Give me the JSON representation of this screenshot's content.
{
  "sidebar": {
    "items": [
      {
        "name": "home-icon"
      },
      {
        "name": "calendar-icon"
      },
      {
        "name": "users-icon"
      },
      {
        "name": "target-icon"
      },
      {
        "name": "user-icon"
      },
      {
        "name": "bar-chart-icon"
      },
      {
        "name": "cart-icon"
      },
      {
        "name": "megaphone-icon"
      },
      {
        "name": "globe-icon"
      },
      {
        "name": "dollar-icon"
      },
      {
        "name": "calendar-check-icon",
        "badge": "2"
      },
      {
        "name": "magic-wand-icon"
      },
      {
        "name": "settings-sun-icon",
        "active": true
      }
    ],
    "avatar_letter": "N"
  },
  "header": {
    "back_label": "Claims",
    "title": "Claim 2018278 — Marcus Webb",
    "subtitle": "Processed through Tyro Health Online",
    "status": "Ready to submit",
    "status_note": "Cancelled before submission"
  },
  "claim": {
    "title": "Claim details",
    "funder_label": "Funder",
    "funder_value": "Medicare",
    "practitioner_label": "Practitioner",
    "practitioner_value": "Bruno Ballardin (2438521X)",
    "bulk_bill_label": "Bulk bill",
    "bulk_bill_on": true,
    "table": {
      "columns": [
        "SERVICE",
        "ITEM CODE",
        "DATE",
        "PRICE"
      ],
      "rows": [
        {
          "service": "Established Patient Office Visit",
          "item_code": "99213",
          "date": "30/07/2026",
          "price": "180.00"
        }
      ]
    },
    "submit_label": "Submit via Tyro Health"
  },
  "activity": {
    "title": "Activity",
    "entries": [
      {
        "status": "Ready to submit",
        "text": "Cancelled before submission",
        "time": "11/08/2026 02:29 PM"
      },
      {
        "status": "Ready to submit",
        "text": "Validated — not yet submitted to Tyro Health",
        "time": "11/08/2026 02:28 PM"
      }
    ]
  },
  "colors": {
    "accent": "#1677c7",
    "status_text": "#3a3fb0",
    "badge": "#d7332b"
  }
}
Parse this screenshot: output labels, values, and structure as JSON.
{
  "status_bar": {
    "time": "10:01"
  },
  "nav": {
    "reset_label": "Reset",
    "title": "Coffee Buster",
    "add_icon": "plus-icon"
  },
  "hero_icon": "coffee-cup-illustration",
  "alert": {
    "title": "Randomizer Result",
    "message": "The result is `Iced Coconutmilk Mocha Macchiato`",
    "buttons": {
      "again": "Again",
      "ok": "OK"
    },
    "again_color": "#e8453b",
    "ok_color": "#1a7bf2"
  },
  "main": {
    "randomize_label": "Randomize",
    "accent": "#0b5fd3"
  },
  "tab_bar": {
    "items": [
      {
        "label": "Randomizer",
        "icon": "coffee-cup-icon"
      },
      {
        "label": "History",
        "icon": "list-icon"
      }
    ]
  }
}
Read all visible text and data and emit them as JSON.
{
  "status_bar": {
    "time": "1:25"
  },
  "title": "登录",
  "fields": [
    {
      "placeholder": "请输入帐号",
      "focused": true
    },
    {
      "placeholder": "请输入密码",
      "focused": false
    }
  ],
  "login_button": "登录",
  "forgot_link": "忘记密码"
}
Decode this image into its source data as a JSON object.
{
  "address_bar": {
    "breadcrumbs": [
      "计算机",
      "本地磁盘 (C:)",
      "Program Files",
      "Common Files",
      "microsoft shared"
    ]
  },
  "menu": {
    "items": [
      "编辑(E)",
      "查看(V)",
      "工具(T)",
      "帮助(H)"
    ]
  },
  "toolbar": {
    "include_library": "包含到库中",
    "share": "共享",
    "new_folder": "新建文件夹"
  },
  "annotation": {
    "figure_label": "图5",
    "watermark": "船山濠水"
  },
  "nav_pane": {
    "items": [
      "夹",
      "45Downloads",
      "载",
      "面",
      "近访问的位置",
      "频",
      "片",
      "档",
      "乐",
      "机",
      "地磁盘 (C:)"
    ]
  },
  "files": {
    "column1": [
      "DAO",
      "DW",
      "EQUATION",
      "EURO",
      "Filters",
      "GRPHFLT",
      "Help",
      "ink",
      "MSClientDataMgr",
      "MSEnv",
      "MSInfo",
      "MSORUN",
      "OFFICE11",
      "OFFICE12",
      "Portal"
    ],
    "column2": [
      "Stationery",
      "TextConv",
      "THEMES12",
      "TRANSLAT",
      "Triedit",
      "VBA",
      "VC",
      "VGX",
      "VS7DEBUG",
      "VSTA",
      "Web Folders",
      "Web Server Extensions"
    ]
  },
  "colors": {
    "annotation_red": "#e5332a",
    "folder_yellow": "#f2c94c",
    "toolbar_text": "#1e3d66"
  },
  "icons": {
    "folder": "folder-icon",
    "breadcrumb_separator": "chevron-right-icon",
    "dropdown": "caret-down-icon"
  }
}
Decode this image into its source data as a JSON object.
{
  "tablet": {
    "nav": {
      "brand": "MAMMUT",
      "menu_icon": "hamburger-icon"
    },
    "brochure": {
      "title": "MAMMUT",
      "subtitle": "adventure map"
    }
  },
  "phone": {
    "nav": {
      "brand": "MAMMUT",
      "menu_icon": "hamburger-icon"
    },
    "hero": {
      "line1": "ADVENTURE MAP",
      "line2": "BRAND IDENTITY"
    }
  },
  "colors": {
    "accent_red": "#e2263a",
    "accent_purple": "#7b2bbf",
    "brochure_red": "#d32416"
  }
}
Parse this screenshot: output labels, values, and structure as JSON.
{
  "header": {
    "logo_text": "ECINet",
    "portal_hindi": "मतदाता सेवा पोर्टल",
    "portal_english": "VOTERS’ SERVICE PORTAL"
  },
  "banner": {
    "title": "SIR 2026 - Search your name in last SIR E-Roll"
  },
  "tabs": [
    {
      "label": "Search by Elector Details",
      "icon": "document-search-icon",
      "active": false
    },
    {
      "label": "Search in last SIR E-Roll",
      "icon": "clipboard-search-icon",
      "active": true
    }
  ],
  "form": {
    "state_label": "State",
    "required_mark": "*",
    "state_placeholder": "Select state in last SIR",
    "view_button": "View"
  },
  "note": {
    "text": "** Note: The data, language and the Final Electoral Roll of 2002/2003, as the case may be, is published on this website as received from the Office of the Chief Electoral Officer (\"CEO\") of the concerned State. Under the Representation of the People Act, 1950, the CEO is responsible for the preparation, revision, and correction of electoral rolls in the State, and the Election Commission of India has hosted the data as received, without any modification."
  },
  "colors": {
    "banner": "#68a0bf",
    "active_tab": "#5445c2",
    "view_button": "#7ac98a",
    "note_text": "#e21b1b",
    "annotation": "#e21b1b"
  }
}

______

**Task:** Restate all of the entries above precisely.

**Finished task:**
Give me the JSON representation of this screenshot's content.
{
  "sidebar": {
    "items": [
      {
        "name": "home-icon"
      },
      {
        "name": "calendar-icon"
      },
      {
        "name": "users-icon"
      },
      {
        "name": "target-icon"
      },
      {
        "name": "user-icon"
      },
      {
        "name": "bar-chart-icon"
      },
      {
        "name": "cart-icon"
      },
      {
        "name": "megaphone-icon"
      },
      {
        "name": "globe-icon"
      },
      {
        "name": "dollar-icon"
      },
      {
        "name": "calendar-check-icon",
        "badge": "2"
      },
      {
        "name": "magic-wand-icon"
      },
      {
        "name": "settings-sun-icon",
        "active": true
      }
    ],
    "avatar_letter": "N"
  },
  "header": {
    "back_label": "Claims",
    "title": "Claim 2018278 — Marcus Webb",
    "subtitle": "Processed through Tyro Health Online",
    "status": "Ready to submit",
    "status_note": "Cancelled before submission"
  },
  "claim": {
    "title": "Claim details",
    "funder_label": "Funder",
    "funder_value": "Medicare",
    "practitioner_label": "Practitioner",
    "practitioner_value": "Bruno Ballardin (2438521X)",
    "bulk_bill_label": "Bulk bill",
    "bulk_bill_on": true,
    "table": {
      "columns": [
        "SERVICE",
        "ITEM CODE",
        "DATE",
        "PRICE"
      ],
      "rows": [
        {
          "service": "Established Patient Office Visit",
          "item_code": "99213",
          "date": "30/07/2026",
          "price": "180.00"
        }
      ]
    },
    "submit_label": "Submit via Tyro Health"
  },
  "activity": {
    "title": "Activity",
    "entries": [
      {
        "status": "Ready to submit",
        "text": "Cancelled before submission",
        "time": "11/08/2026 02:29 PM"
      },
      {
        "status": "Ready to submit",
        "text": "Validated — not yet submitted to Tyro Health",
        "time": "11/08/2026 02:28 PM"
      }
    ]
  },
  "colors": {
    "accent": "#1677c7",
    "status_text": "#3a3fb0",
    "badge": "#d7332b"
  }
}
Parse this screenshot: output labels, values, and structure as JSON.
{
  "status_bar": {
    "time": "10:01"
  },
  "nav": {
    "reset_label": "Reset",
    "title": "Coffee Buster",
    "add_icon": "plus-icon"
  },
  "hero_icon": "coffee-cup-illustration",
  "alert": {
    "title": "Randomizer Result",
    "message": "The result is `Iced Coconutmilk Mocha Macchiato`",
    "buttons": {
      "again": "Again",
      "ok": "OK"
    },
    "again_color": "#e8453b",
    "ok_color": "#1a7bf2"
  },
  "main": {
    "randomize_label": "Randomize",
    "accent": "#0b5fd3"
  },
  "tab_bar": {
    "items": [
      {
        "label": "Randomizer",
        "icon": "coffee-cup-icon"
      },
      {
        "label": "History",
        "icon": "list-icon"
      }
    ]
  }
}
Read all visible text and data and emit them as JSON.
{
  "status_bar": {
    "time": "1:25"
  },
  "title": "登录",
  "fields": [
    {
      "placeholder": "请输入帐号",
      "focused": true
    },
    {
      "placeholder": "请输入密码",
      "focused": false
    }
  ],
  "login_button": "登录",
  "forgot_link": "忘记密码"
}
Decode this image into its source data as a JSON object.
{
  "address_bar": {
    "breadcrumbs": [
      "计算机",
      "本地磁盘 (C:)",
      "Program Files",
      "Common Files",
      "microsoft shared"
    ]
  },
  "menu": {
    "items": [
      "编辑(E)",
      "查看(V)",
      "工具(T)",
      "帮助(H)"
    ]
  },
  "toolbar": {
    "include_library": "包含到库中",
    "share": "共享",
    "new_folder": "新建文件夹"
  },
  "annotation": {
    "figure_label": "图5",
    "watermark": "船山濠水"
  },
  "nav_pane": {
    "items": [
      "夹",
      "45Downloads",
      "载",
      "面",
      "近访问的位置",
      "频",
      "片",
      "档",
      "乐",
      "机",
      "地磁盘 (C:)"
    ]
  },
  "files": {
    "column1": [
      "DAO",
      "DW",
      "EQUATION",
      "EURO",
      "Filters",
      "GRPHFLT",
      "Help",
      "ink",
      "MSClientDataMgr",
      "MSEnv",
      "MSInfo",
      "MSORUN",
      "OFFICE11",
      "OFFICE12",
      "Portal"
    ],
    "column2": [
      "Stationery",
      "TextConv",
      "THEMES12",
      "TRANSLAT",
      "Triedit",
      "VBA",
      "VC",
      "VGX",
      "VS7DEBUG",
      "VSTA",
      "Web Folders",
      "Web Server Extensions"
    ]
  },
  "colors": {
    "annotation_red": "#e5332a",
    "folder_yellow": "#f2c94c",
    "toolbar_text": "#1e3d66"
  },
  "icons": {
    "folder": "folder-icon",
    "breadcrumb_separator": "chevron-right-icon",
    "dropdown": "caret-down-icon"
  }
}
Decode this image into its source data as a JSON object.
{
  "tablet": {
    "nav": {
      "brand": "MAMMUT",
      "menu_icon": "hamburger-icon"
    },
    "brochure": {
      "title": "MAMMUT",
      "subtitle": "adventure map"
    }
  },
  "phone": {
    "nav": {
      "brand": "MAMMUT",
      "menu_icon": "hamburger-icon"
    },
    "hero": {
      "line1": "ADVENTURE MAP",
      "line2": "BRAND IDENTITY"
    }
  },
  "colors": {
    "accent_red": "#e2263a",
    "accent_purple": "#7b2bbf",
    "brochure_red": "#d32416"
  }
}
Parse this screenshot: output labels, values, and structure as JSON.
{
  "header": {
    "logo_text": "ECINet",
    "portal_hindi": "मतदाता सेवा पोर्टल",
    "portal_english": "VOTERS’ SERVICE PORTAL"
  },
  "banner": {
    "title": "SIR 2026 - Search your name in last SIR E-Roll"
  },
  "tabs": [
    {
      "label": "Search by Elector Details",
      "icon": "document-search-icon",
      "active": false
    },
    {
      "label": "Search in last SIR E-Roll",
      "icon": "clipboard-search-icon",
      "active": true
    }
  ],
  "form": {
    "state_label": "State",
    "required_mark": "*",
    "state_placeholder": "Select state in last SIR",
    "view_button": "View"
  },
  "note": {
    "text": "** Note: The data, language and the Final Electoral Roll of 2002/2003, as the case may be, is published on this website as received from the Office of the Chief Electoral Officer (\"CEO\") of the concerned State. Under the Representation of the People Act, 1950, the CEO is responsible for the preparation, revision, and correction of electoral rolls in the State, and the Election Commission of India has hosted the data as received, without any modification."
  },
  "colors": {
    "banner": "#68a0bf",
    "active_tab": "#5445c2",
    "view_button": "#7ac98a",
    "note_text": "#e21b1b",
    "annotation": "#e21b1b"
  }
}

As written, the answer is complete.